[begin Available records]
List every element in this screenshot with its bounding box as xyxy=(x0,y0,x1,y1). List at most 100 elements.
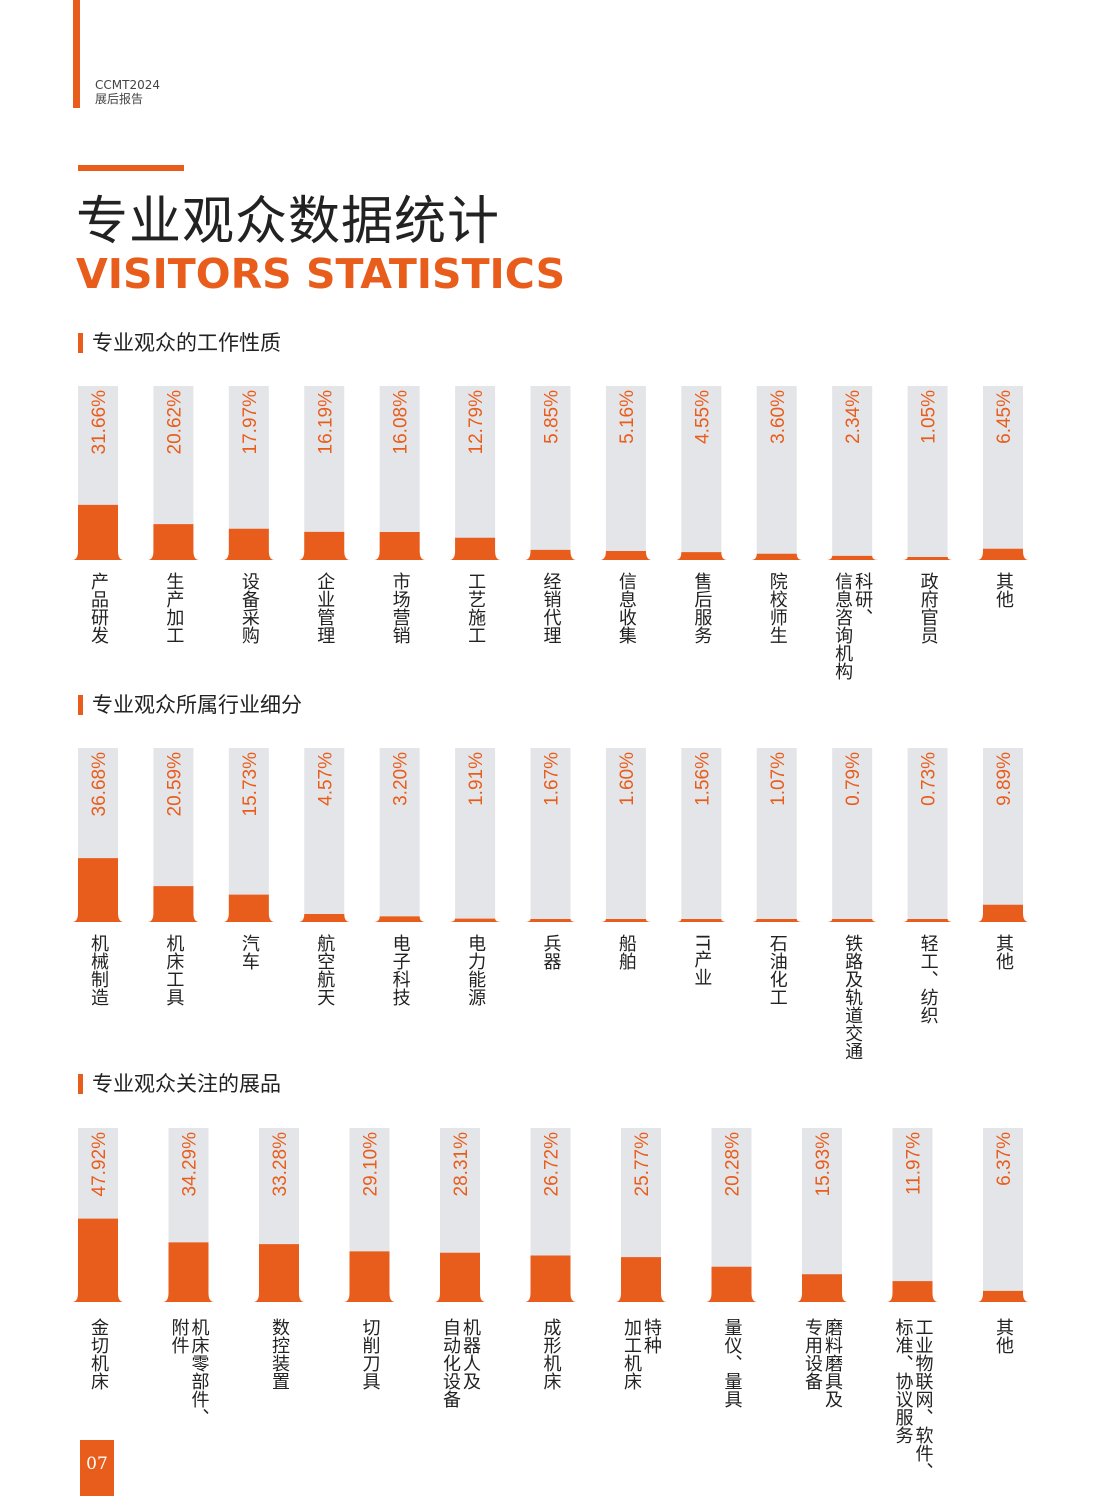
category-label: 汽车 xyxy=(238,934,260,970)
bar-track xyxy=(983,386,1023,560)
bar-value-label: 5.16% xyxy=(617,390,638,444)
bar xyxy=(750,919,803,922)
category-label: 电力能源 xyxy=(465,934,487,1006)
bar-value-label: 0.79% xyxy=(843,752,864,806)
bar-track xyxy=(605,748,646,922)
category-label: 产品研发 xyxy=(88,572,109,644)
bar xyxy=(615,1257,667,1302)
bar xyxy=(298,914,351,922)
bar xyxy=(524,549,577,560)
category-label: 科研、 信息咨询机构 xyxy=(832,572,874,680)
bar-value-label: 2.34% xyxy=(843,390,864,444)
bar-value-label: 1.60% xyxy=(617,752,638,806)
bar xyxy=(977,904,1029,922)
chart-svg: 47.92% 34.29% 33.28% 29.10% 28.31% 26.72% 25.7… xyxy=(72,1128,1029,1302)
category-label: 石油化工 xyxy=(766,934,788,1006)
category-label: 机床工具 xyxy=(163,934,185,1006)
bar-value-label: 11.97% xyxy=(904,1132,925,1195)
bar-track xyxy=(228,748,269,922)
bar-value-label: 20.62% xyxy=(164,390,185,455)
bar-value-label: 5.85% xyxy=(542,390,563,444)
category-label: 企业管理 xyxy=(314,572,336,644)
category-label: 轻工、纺织 xyxy=(917,934,939,1024)
bar xyxy=(222,528,275,560)
bar-value-label: 1.67% xyxy=(542,752,563,806)
chart-svg: 36.68% 20.59% 15.73% 4.57% 3.20% 1.91% 1.67% 1.… xyxy=(72,748,1029,922)
bar-track xyxy=(379,386,420,560)
category-label: 工业物联网、软件、 标准、协议服务 xyxy=(892,1318,934,1480)
top-accent-bar xyxy=(73,0,80,108)
bar-track xyxy=(681,748,722,922)
bar-value-label: 1.07% xyxy=(768,752,789,806)
bar xyxy=(599,551,652,560)
bar-value-label: 12.79% xyxy=(466,390,487,455)
section-title-industry: 专业观众所属行业细分 xyxy=(78,692,302,718)
brand-name: CCMT2024 xyxy=(95,78,160,92)
bar-track xyxy=(530,748,571,922)
page-number: 07 xyxy=(86,1454,108,1474)
category-label: 其他 xyxy=(993,572,1014,608)
page-title: 专业观众数据统计 xyxy=(76,192,501,252)
bar-value-label: 47.92% xyxy=(89,1132,110,1197)
bar-value-label: 3.60% xyxy=(768,390,789,444)
bar-value-label: 20.59% xyxy=(164,752,185,817)
bar xyxy=(675,552,728,560)
bar xyxy=(147,886,200,922)
bar-track xyxy=(304,748,345,922)
bar-value-label: 1.91% xyxy=(466,752,487,806)
bar xyxy=(796,1274,848,1302)
bar xyxy=(253,1244,305,1302)
bar-value-label: 25.77% xyxy=(632,1132,653,1197)
bar xyxy=(449,918,502,922)
chart-industry: 36.68% 20.59% 15.73% 4.57% 3.20% 1.91% 1.67% 1.… xyxy=(72,748,1029,1060)
bar xyxy=(147,524,200,560)
bar-value-label: 1.05% xyxy=(919,390,940,444)
bar xyxy=(705,1266,758,1302)
bar-value-label: 33.28% xyxy=(270,1132,291,1197)
chart-svg: 31.66% 20.62% 17.97% 16.19% 16.08% 12.79% 5.85… xyxy=(72,386,1029,560)
category-label: 电子科技 xyxy=(389,934,411,1006)
bar xyxy=(901,557,954,560)
bar xyxy=(72,858,124,922)
bar xyxy=(901,919,954,922)
bar-value-label: 16.08% xyxy=(391,390,412,455)
bar-track xyxy=(455,386,496,560)
category-label: 船舶 xyxy=(615,934,637,970)
bar-value-label: 20.28% xyxy=(723,1132,744,1197)
bar-value-label: 1.56% xyxy=(692,752,713,806)
bar-track xyxy=(455,748,496,922)
bar xyxy=(343,1251,396,1302)
report-label: 展后报告 xyxy=(95,92,144,106)
category-label: IT产业 xyxy=(691,934,713,987)
section-title-work-nature: 专业观众的工作性质 xyxy=(78,330,281,356)
category-label: 兵器 xyxy=(540,934,562,970)
bar xyxy=(162,1242,215,1302)
bar-track xyxy=(892,1128,933,1302)
bar-track xyxy=(907,748,948,922)
title-accent-line xyxy=(78,165,184,171)
section-title-exhibits: 专业观众关注的展品 xyxy=(78,1071,281,1097)
category-label: 成形机床 xyxy=(540,1318,562,1390)
bar-value-label: 28.31% xyxy=(451,1132,472,1197)
category-label: 工艺施工 xyxy=(465,572,487,644)
bar-track xyxy=(605,386,646,560)
bar xyxy=(977,1290,1029,1302)
bar-value-label: 0.73% xyxy=(919,752,940,806)
bar-track xyxy=(530,386,571,560)
bar xyxy=(886,1281,939,1302)
bar xyxy=(675,919,728,922)
category-label: 机械制造 xyxy=(88,934,109,1006)
bar-track xyxy=(907,386,948,560)
category-label: 数控装置 xyxy=(269,1318,290,1390)
category-label: 设备采购 xyxy=(238,572,260,644)
category-label: 磨料磨具及 专用设备 xyxy=(802,1318,843,1408)
bar-value-label: 15.73% xyxy=(240,752,261,817)
bar-track xyxy=(832,748,873,922)
bar-track xyxy=(379,748,420,922)
bar-value-label: 6.37% xyxy=(994,1132,1015,1186)
category-label: 金切机床 xyxy=(88,1318,109,1390)
bar xyxy=(222,894,275,922)
bar xyxy=(434,1252,486,1302)
category-label: 其他 xyxy=(993,934,1014,970)
category-label: 院校师生 xyxy=(766,572,788,644)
[end Available records]
> [Task instructions] Arrange every line of the material from the line containing "category-label: 汽车 xyxy=(238,934,260,970)" down through the line containing "page-number: 07 xyxy=(86,1454,108,1474)", both included, as a JSON list of strings with one string per line and blank lines omitted.

> [Output]
[
  "category-label: 汽车 xyxy=(238,934,260,970)",
  "bar-track xyxy=(983,386,1023,560)",
  "bar-value-label: 5.16% xyxy=(617,390,638,444)",
  "bar xyxy=(750,919,803,922)",
  "category-label: 电力能源 xyxy=(465,934,487,1006)",
  "bar-value-label: 0.79% xyxy=(843,752,864,806)",
  "bar-track xyxy=(605,748,646,922)",
  "category-label: 产品研发 xyxy=(88,572,109,644)",
  "bar xyxy=(615,1257,667,1302)",
  "bar xyxy=(298,914,351,922)",
  "bar xyxy=(524,549,577,560)",
  "category-label: 科研、 信息咨询机构 xyxy=(832,572,874,680)",
  "bar-value-label: 2.34% xyxy=(843,390,864,444)",
  "bar-value-label: 1.60% xyxy=(617,752,638,806)",
  "bar xyxy=(977,904,1029,922)",
  "chart-svg: 47.92% 34.29% 33.28% 29.10% 28.31% 26.72% 25.7… xyxy=(72,1128,1029,1302)",
  "category-label: 石油化工 xyxy=(766,934,788,1006)",
  "category-label: 机床工具 xyxy=(163,934,185,1006)",
  "bar-value-label: 11.97% xyxy=(904,1132,925,1195)",
  "bar-track xyxy=(228,748,269,922)",
  "bar-value-label: 20.62% xyxy=(164,390,185,455)",
  "bar-value-label: 5.85% xyxy=(542,390,563,444)",
  "category-label: 企业管理 xyxy=(314,572,336,644)",
  "category-label: 轻工、纺织 xyxy=(917,934,939,1024)",
  "bar xyxy=(222,528,275,560)",
  "bar-value-label: 1.67% xyxy=(542,752,563,806)",
  "chart-svg: 36.68% 20.59% 15.73% 4.57% 3.20% 1.91% 1.67% 1.… xyxy=(72,748,1029,922)",
  "bar-track xyxy=(379,386,420,560)",
  "category-label: 工业物联网、软件、 标准、协议服务 xyxy=(892,1318,934,1480)",
  "top-accent-bar xyxy=(73,0,80,108)",
  "bar-track xyxy=(681,748,722,922)",
  "bar-value-label: 1.07% xyxy=(768,752,789,806)",
  "bar xyxy=(599,551,652,560)",
  "bar-value-label: 12.79% xyxy=(466,390,487,455)",
  "section-title-industry: 专业观众所属行业细分 xyxy=(78,692,302,718)",
  "brand-name: CCMT2024 xyxy=(95,78,160,92)",
  "bar-track xyxy=(530,748,571,922)",
  "page-number: 07 xyxy=(86,1454,108,1474)"
]